- _Written request_
Check each line of the material below for "Return", then copy the ones that contain it.

- _Data shown_
====

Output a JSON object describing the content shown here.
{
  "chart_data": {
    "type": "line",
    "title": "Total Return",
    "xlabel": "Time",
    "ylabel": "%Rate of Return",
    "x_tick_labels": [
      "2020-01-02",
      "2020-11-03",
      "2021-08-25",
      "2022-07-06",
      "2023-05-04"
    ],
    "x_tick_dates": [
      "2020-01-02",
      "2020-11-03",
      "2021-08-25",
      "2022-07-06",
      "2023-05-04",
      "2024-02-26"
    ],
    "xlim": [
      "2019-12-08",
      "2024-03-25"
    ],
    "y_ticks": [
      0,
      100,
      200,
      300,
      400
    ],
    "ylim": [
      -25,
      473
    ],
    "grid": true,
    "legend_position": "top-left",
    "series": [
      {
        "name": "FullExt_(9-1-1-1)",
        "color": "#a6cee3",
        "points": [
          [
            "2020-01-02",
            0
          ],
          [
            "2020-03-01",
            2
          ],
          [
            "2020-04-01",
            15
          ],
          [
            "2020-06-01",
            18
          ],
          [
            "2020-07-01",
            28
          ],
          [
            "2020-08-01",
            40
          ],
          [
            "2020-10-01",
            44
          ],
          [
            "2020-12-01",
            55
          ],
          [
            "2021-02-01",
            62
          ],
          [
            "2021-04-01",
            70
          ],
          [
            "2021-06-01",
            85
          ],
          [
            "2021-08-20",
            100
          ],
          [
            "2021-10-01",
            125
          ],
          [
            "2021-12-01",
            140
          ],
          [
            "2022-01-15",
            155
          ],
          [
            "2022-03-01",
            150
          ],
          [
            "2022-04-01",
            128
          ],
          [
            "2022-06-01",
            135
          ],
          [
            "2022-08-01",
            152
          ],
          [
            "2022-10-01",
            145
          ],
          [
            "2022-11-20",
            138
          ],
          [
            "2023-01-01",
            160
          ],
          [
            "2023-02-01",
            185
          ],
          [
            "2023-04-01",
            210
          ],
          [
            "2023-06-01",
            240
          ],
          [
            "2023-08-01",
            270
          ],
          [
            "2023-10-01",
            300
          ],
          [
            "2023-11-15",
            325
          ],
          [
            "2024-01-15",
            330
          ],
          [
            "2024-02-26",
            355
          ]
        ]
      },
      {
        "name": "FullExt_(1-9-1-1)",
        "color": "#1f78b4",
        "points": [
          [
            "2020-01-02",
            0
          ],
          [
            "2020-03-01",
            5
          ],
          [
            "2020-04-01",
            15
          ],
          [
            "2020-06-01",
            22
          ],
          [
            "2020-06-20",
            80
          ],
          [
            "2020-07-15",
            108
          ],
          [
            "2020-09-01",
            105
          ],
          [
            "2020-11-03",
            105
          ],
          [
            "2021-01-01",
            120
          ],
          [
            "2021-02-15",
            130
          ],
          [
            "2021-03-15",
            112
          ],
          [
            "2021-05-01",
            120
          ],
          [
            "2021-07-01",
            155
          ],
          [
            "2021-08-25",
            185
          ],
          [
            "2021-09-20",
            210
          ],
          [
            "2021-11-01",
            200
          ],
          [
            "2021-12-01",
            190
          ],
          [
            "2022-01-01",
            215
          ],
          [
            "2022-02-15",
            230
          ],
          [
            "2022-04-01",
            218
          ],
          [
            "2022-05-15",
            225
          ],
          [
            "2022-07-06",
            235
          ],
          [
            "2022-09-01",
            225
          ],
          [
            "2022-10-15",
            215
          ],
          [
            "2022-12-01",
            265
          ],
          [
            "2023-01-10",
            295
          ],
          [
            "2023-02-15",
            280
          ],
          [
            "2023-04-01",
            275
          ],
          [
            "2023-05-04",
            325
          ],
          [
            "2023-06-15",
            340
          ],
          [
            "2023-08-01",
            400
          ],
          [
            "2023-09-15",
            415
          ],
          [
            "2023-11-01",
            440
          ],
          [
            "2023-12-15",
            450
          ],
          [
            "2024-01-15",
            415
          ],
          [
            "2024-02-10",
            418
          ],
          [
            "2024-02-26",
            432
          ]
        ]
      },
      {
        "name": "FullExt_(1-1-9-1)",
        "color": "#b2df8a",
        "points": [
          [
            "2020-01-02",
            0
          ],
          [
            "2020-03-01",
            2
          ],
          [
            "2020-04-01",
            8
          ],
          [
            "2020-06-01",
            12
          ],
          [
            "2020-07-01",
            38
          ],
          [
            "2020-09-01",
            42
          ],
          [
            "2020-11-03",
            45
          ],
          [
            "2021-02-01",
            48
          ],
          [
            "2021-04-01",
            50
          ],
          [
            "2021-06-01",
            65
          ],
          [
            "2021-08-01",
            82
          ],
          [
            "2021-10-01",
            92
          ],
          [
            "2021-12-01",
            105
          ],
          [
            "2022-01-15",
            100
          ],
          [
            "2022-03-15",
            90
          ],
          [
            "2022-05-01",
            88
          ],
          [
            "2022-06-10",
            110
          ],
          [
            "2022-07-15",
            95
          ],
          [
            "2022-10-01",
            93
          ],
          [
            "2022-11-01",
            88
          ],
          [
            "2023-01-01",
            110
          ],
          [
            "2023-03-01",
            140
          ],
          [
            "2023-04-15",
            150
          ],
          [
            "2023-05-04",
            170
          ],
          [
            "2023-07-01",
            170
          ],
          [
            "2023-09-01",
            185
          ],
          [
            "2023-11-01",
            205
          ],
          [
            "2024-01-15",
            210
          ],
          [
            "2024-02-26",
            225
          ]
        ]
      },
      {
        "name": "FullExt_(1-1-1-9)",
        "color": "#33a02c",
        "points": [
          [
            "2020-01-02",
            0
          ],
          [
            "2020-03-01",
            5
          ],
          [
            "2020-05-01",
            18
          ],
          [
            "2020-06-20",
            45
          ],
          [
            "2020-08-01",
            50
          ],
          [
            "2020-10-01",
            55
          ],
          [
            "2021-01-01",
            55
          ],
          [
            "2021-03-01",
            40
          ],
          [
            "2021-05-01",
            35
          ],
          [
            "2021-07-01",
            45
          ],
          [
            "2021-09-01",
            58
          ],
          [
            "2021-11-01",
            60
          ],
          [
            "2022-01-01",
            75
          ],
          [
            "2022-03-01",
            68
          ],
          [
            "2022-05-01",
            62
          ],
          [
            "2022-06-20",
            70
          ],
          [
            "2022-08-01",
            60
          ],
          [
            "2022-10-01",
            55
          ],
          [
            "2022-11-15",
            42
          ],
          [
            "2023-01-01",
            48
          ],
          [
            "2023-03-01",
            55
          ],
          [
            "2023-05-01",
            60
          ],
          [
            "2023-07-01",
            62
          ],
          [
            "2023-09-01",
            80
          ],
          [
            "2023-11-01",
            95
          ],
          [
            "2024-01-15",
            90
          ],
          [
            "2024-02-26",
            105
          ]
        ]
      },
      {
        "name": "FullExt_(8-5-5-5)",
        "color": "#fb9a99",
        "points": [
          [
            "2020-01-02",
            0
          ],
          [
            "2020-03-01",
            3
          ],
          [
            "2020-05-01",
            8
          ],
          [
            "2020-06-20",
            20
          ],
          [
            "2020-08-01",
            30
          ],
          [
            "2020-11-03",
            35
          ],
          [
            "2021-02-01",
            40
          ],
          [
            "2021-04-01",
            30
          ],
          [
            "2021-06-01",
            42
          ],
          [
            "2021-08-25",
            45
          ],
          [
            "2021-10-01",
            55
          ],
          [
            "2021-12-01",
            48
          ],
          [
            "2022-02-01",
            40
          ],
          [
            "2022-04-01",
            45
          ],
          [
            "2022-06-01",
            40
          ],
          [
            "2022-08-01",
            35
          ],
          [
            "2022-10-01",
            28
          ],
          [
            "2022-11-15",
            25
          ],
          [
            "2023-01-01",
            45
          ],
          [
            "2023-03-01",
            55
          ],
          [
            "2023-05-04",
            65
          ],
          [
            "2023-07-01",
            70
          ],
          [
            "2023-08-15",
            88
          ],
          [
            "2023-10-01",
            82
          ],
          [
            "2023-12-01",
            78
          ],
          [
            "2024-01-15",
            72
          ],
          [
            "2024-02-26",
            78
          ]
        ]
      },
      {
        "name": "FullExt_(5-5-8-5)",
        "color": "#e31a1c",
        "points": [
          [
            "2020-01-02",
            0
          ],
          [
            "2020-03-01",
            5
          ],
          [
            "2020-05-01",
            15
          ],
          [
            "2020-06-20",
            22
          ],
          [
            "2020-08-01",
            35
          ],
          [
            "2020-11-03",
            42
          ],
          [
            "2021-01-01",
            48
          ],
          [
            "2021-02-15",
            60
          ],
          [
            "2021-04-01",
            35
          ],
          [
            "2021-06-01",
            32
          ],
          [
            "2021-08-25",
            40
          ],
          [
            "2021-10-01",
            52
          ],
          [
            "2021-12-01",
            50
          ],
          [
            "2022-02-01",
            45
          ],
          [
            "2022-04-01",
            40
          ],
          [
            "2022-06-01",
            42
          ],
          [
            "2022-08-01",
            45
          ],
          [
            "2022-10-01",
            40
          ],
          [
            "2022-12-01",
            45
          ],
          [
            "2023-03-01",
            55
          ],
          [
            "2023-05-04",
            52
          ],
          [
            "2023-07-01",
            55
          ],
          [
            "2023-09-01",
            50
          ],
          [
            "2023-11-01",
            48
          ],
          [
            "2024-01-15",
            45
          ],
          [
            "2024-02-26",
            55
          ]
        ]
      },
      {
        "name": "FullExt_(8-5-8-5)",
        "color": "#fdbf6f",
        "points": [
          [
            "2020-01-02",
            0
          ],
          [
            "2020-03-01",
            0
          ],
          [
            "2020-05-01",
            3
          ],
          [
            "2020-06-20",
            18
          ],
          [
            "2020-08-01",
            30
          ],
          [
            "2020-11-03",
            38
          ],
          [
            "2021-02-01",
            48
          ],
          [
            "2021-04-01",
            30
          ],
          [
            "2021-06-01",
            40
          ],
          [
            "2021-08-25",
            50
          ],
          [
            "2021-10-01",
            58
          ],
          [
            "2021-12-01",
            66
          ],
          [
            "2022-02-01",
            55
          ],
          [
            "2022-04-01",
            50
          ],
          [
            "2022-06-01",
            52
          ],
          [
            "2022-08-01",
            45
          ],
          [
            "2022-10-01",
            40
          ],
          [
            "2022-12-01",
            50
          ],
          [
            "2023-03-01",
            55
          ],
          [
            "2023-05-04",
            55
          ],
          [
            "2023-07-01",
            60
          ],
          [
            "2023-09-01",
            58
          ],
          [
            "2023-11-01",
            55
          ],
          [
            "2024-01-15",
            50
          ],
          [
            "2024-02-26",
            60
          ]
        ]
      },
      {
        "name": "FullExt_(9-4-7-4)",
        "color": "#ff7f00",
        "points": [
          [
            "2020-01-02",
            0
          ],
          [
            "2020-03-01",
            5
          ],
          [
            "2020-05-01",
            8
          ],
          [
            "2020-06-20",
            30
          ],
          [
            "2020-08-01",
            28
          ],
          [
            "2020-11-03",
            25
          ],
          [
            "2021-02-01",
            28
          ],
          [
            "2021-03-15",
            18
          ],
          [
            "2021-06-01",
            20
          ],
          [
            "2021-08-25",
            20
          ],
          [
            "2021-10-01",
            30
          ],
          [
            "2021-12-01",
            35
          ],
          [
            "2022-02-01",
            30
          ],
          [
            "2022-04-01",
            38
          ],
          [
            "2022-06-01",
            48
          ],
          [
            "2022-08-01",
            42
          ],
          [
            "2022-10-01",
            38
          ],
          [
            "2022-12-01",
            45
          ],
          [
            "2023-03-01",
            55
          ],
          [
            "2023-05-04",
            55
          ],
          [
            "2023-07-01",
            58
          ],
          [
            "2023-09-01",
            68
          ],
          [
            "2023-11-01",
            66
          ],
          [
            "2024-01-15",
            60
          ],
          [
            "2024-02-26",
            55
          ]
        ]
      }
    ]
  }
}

====

- _The answer_
    "title": "Total Return",
    "ylabel": "%Rate of Return",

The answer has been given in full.